> _What to produce_
Find each line with the word "icon" and say how many there are, nothing else.

(Dataset items)

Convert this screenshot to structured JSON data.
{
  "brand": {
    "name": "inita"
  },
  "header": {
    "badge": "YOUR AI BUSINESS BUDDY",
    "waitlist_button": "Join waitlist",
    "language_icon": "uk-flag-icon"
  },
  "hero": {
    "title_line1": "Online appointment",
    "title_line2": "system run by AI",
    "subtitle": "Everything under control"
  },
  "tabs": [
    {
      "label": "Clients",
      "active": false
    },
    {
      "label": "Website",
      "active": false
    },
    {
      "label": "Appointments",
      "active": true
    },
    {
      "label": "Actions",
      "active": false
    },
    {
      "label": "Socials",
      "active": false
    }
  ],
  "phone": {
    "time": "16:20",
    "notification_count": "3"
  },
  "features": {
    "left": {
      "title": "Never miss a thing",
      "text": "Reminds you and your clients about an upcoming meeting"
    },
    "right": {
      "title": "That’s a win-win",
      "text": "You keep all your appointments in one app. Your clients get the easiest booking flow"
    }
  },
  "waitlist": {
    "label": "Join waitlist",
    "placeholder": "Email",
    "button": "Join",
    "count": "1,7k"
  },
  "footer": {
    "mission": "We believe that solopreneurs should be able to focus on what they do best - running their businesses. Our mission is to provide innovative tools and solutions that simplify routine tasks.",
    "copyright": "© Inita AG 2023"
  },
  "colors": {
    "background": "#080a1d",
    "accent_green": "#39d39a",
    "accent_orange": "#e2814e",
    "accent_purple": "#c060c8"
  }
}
* * *
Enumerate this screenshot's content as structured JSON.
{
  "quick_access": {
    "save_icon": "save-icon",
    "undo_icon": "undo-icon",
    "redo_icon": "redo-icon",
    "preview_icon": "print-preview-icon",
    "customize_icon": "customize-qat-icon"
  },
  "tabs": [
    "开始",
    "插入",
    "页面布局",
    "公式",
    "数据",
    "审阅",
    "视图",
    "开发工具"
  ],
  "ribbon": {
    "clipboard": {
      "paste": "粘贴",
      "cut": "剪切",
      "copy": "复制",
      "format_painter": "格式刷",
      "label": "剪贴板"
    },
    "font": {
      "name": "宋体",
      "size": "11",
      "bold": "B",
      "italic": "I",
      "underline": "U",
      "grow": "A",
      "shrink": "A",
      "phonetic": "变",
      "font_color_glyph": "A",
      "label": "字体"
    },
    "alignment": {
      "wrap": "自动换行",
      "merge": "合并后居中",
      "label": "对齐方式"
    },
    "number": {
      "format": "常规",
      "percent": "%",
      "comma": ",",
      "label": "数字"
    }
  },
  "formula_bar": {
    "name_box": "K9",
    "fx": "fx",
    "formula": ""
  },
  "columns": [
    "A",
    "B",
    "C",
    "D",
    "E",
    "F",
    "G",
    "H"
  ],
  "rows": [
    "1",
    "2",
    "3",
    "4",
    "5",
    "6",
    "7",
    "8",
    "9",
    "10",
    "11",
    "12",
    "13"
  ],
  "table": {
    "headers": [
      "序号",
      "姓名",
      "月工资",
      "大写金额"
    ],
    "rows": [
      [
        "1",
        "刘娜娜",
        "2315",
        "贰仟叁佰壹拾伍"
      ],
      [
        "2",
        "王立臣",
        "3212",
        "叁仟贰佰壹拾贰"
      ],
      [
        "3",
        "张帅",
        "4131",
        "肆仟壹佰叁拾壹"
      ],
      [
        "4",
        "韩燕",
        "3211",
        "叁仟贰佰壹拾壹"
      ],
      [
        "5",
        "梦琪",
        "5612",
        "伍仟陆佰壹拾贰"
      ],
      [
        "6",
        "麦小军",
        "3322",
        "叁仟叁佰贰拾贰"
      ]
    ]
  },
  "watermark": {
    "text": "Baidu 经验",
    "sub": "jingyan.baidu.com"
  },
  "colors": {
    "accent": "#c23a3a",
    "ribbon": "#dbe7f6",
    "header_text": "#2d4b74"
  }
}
==
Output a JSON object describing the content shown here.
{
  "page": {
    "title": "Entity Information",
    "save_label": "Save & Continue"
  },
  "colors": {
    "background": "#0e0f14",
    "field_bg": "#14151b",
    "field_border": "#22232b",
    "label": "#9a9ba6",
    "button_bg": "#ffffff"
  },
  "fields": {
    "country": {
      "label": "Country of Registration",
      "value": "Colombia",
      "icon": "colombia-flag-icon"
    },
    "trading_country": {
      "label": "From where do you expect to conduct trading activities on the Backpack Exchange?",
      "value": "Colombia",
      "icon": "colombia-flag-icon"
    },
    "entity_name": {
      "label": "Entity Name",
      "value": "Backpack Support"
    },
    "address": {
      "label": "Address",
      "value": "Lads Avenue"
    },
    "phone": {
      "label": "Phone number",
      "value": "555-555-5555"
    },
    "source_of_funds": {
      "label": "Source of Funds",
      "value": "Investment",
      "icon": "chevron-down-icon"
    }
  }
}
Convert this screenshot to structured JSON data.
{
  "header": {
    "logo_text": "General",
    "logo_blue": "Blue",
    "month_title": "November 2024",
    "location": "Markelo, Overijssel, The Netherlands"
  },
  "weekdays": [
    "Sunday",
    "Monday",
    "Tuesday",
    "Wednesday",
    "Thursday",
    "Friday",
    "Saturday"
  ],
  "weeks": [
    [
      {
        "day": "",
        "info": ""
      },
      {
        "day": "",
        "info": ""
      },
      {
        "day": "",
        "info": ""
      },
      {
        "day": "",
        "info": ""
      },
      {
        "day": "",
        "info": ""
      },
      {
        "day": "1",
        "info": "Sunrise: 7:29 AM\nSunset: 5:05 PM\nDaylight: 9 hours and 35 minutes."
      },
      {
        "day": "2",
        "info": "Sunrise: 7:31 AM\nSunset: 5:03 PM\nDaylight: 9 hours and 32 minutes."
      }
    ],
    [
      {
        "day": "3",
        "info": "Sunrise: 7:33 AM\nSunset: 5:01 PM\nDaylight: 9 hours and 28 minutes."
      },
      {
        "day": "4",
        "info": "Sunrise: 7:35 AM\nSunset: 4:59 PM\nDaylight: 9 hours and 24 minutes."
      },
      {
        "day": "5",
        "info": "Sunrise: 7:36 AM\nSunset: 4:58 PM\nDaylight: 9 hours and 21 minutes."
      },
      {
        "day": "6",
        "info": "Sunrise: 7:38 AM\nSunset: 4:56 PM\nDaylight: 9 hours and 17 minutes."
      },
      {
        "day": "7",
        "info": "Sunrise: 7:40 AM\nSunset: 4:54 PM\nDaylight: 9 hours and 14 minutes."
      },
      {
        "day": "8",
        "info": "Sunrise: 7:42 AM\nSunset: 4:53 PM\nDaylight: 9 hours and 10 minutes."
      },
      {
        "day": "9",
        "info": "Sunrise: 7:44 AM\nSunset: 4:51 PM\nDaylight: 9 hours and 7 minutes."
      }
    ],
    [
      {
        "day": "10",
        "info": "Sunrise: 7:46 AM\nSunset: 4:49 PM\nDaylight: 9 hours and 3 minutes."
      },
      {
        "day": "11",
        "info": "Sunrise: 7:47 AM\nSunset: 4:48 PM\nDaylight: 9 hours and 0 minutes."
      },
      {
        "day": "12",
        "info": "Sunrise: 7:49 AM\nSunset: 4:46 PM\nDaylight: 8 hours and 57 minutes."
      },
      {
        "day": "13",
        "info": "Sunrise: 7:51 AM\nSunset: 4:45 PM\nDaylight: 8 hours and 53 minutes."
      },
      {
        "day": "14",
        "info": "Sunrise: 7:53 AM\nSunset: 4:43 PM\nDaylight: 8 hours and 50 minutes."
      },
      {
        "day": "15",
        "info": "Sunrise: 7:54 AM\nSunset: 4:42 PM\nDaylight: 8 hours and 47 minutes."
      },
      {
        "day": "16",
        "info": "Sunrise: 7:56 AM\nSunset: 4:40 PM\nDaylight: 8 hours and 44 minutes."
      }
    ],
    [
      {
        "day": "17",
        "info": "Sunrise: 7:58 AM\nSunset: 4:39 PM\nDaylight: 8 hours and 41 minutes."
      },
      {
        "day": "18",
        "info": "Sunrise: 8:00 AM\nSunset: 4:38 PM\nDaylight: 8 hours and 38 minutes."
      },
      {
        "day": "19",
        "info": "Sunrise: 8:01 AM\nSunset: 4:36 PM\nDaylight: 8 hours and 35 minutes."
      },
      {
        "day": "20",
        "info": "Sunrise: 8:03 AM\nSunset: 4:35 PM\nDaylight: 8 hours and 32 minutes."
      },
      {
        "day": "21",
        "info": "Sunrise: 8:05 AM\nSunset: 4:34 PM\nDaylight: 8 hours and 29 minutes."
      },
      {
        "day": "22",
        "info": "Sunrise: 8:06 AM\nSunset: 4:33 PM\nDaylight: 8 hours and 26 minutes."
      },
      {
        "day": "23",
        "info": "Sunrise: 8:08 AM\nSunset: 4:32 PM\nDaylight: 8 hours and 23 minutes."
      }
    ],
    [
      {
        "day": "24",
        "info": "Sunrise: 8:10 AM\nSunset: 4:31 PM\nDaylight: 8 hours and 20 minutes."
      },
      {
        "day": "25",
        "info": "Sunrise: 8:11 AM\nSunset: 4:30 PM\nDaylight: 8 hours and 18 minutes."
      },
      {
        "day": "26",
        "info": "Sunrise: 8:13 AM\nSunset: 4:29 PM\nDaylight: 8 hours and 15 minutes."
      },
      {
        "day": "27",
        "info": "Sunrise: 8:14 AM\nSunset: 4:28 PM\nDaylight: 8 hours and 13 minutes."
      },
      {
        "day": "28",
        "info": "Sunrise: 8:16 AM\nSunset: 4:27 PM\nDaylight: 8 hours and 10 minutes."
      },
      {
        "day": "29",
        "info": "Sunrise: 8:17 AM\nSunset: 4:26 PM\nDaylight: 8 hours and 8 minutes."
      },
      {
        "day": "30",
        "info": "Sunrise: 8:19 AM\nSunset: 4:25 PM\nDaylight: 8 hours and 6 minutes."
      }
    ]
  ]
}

> _Reply_
9